Record set =>

┄┄┄┄┄┄┄┄┄┄

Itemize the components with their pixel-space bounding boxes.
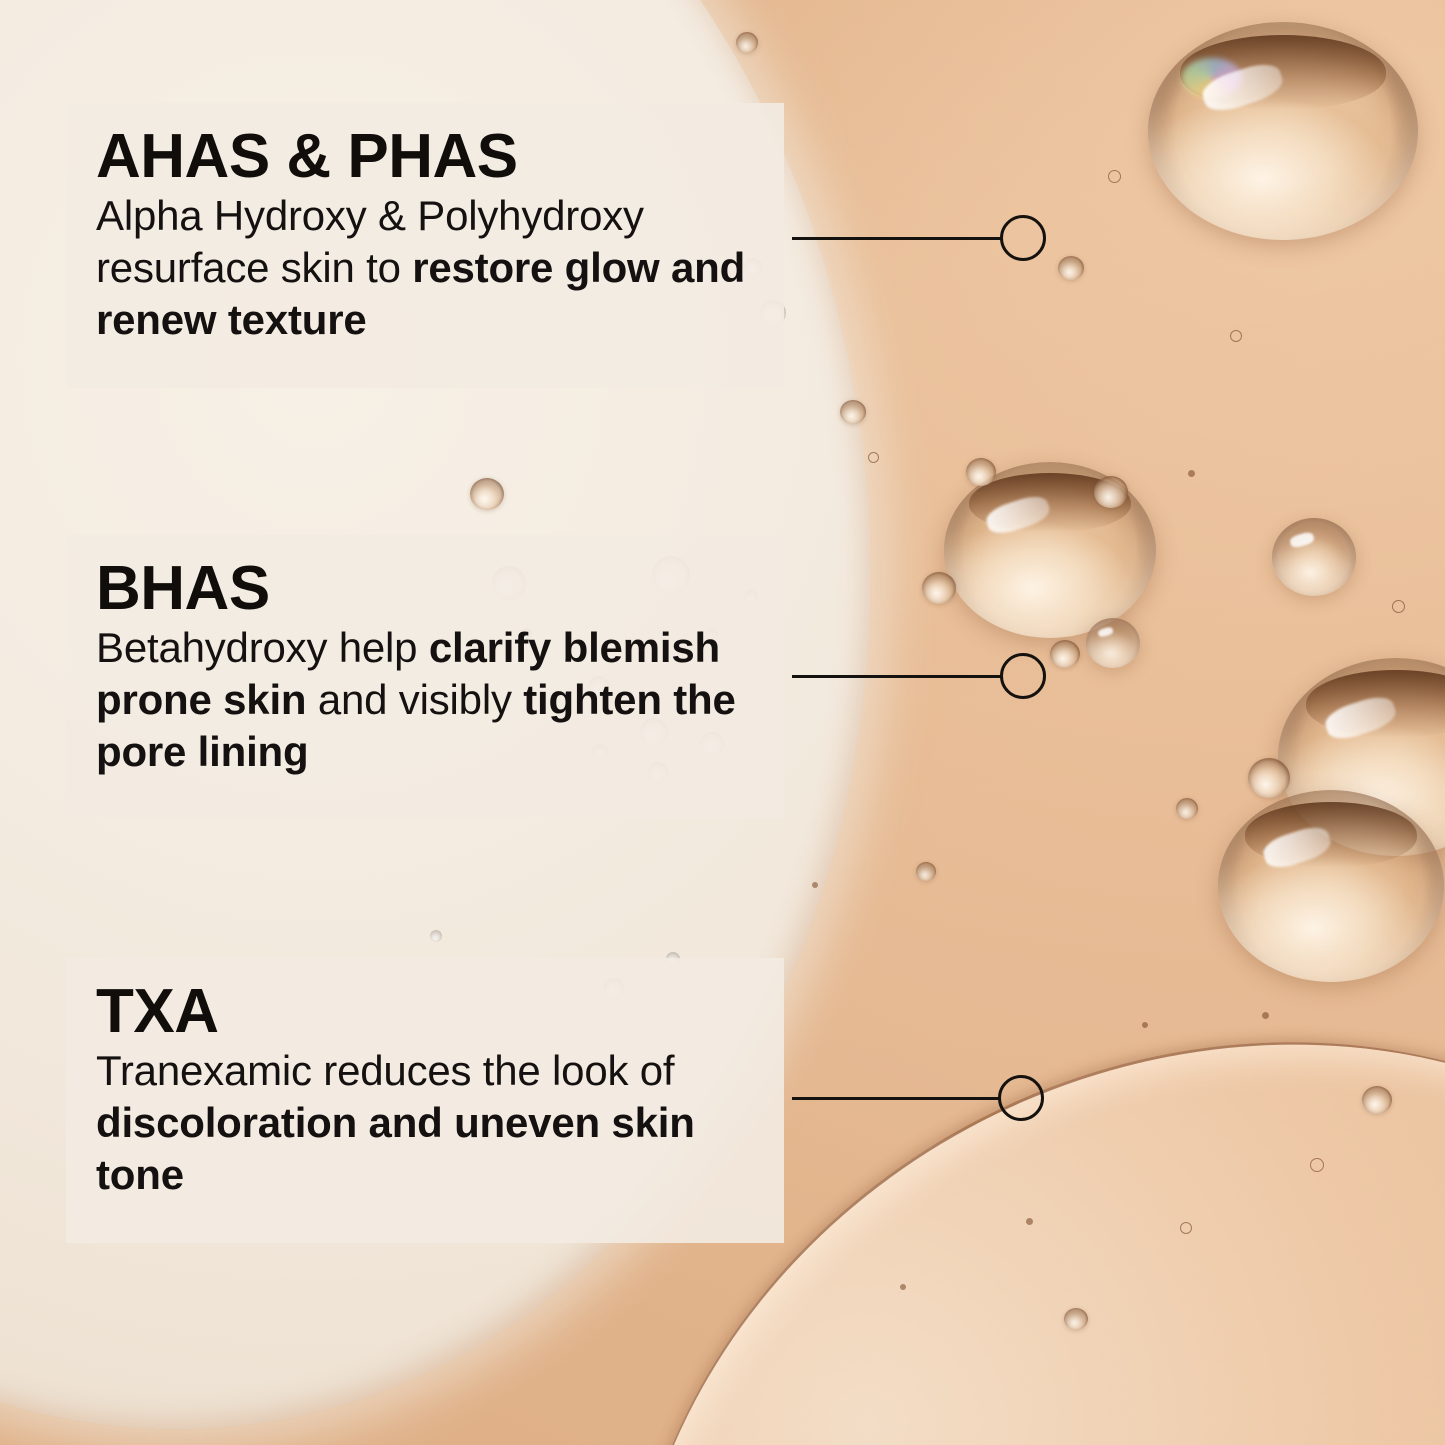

┄┄┄┄┄┄┄┄┄┄

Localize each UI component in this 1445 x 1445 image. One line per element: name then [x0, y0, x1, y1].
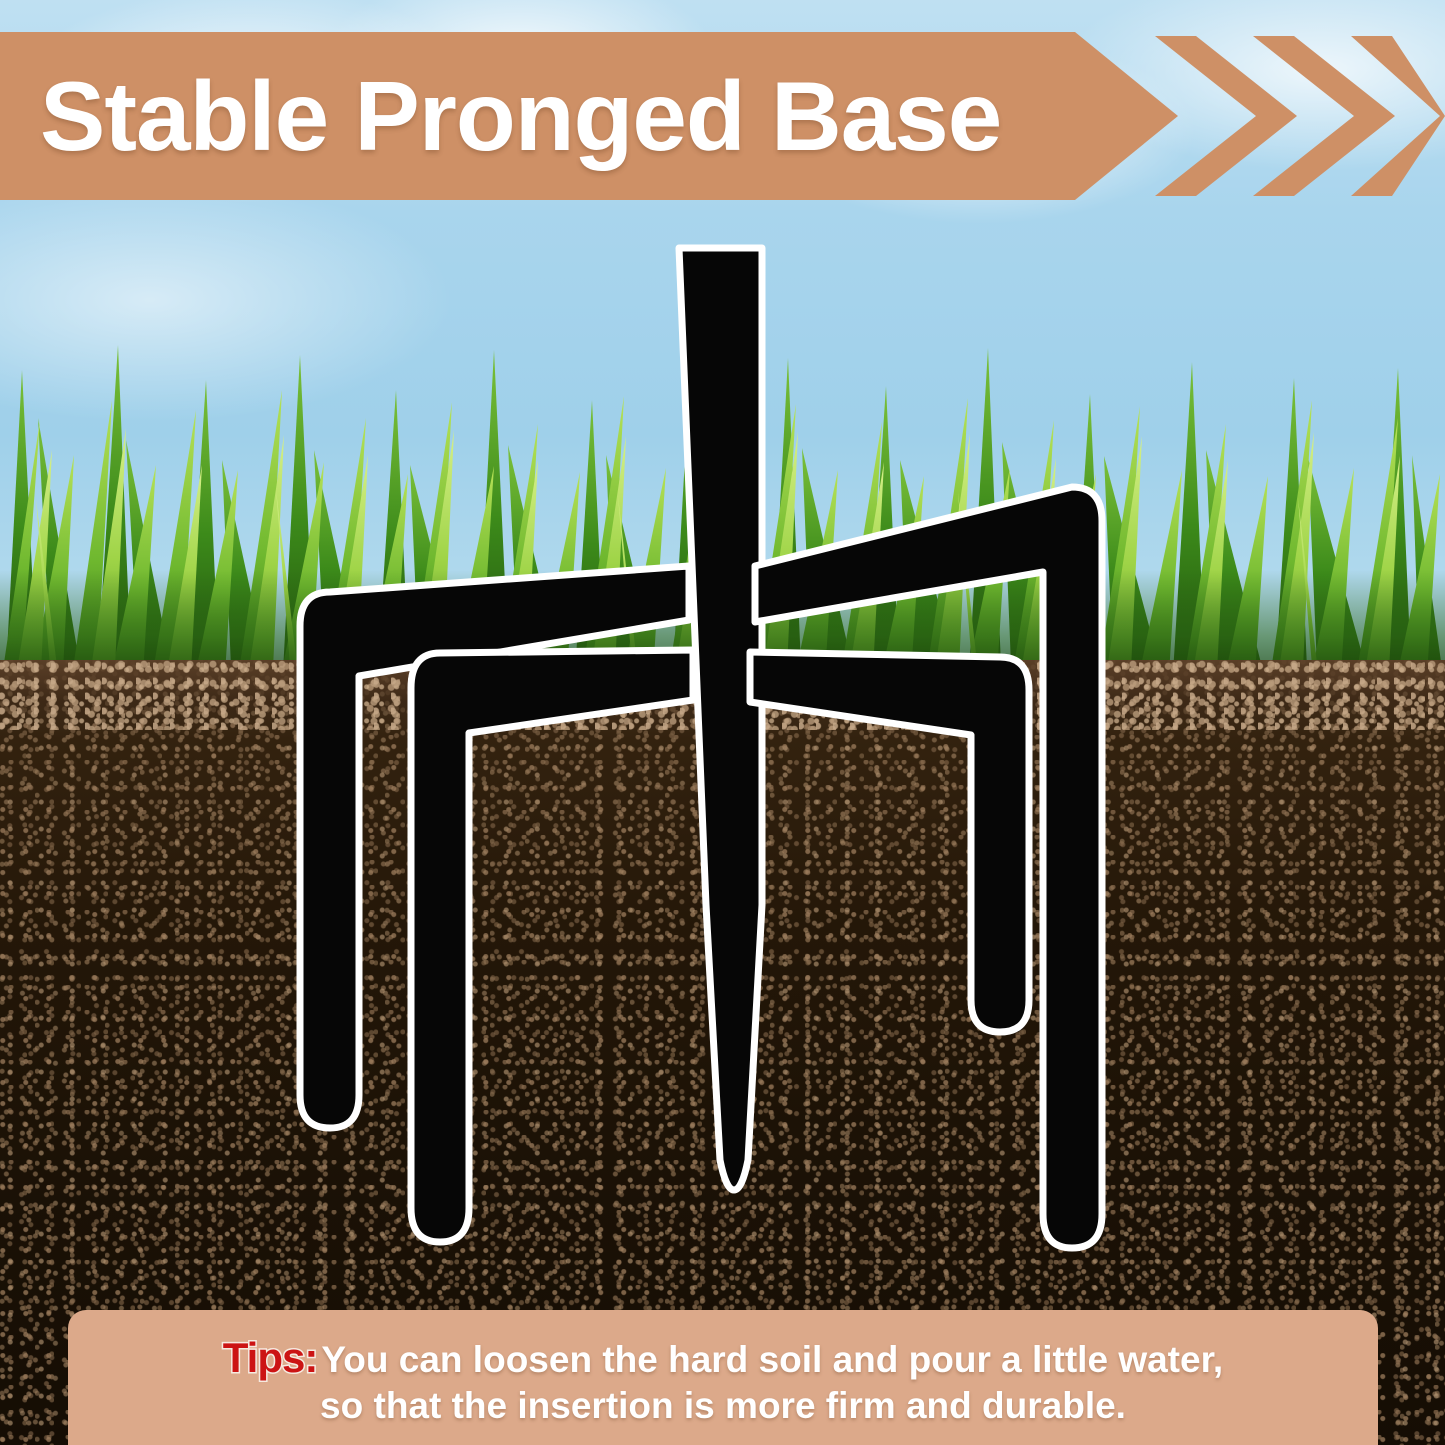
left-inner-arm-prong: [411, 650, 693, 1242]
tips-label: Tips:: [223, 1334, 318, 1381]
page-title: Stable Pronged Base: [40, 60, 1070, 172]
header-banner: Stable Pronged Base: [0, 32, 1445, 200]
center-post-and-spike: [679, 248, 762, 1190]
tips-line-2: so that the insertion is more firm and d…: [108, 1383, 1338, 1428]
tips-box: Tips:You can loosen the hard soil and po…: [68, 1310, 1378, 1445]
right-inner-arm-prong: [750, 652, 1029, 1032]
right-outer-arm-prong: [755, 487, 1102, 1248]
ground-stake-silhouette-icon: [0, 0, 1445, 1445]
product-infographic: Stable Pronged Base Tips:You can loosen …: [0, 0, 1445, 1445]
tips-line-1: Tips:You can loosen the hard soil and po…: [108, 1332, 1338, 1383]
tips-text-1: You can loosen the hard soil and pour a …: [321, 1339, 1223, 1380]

┄┄┄┄┄┄┄┄┄┄

Exercise objective => Extract every line of the entries that contains the word "loosen".

Final answer =>
tips-box: Tips:You can loosen the hard soil and po…: [68, 1310, 1378, 1445]
product-infographic: Stable Pronged Base Tips:You can loosen …: [0, 0, 1445, 1445]
tips-line-1: Tips:You can loosen the hard soil and po…: [108, 1332, 1338, 1383]
tips-text-1: You can loosen the hard soil and pour a …: [321, 1339, 1223, 1380]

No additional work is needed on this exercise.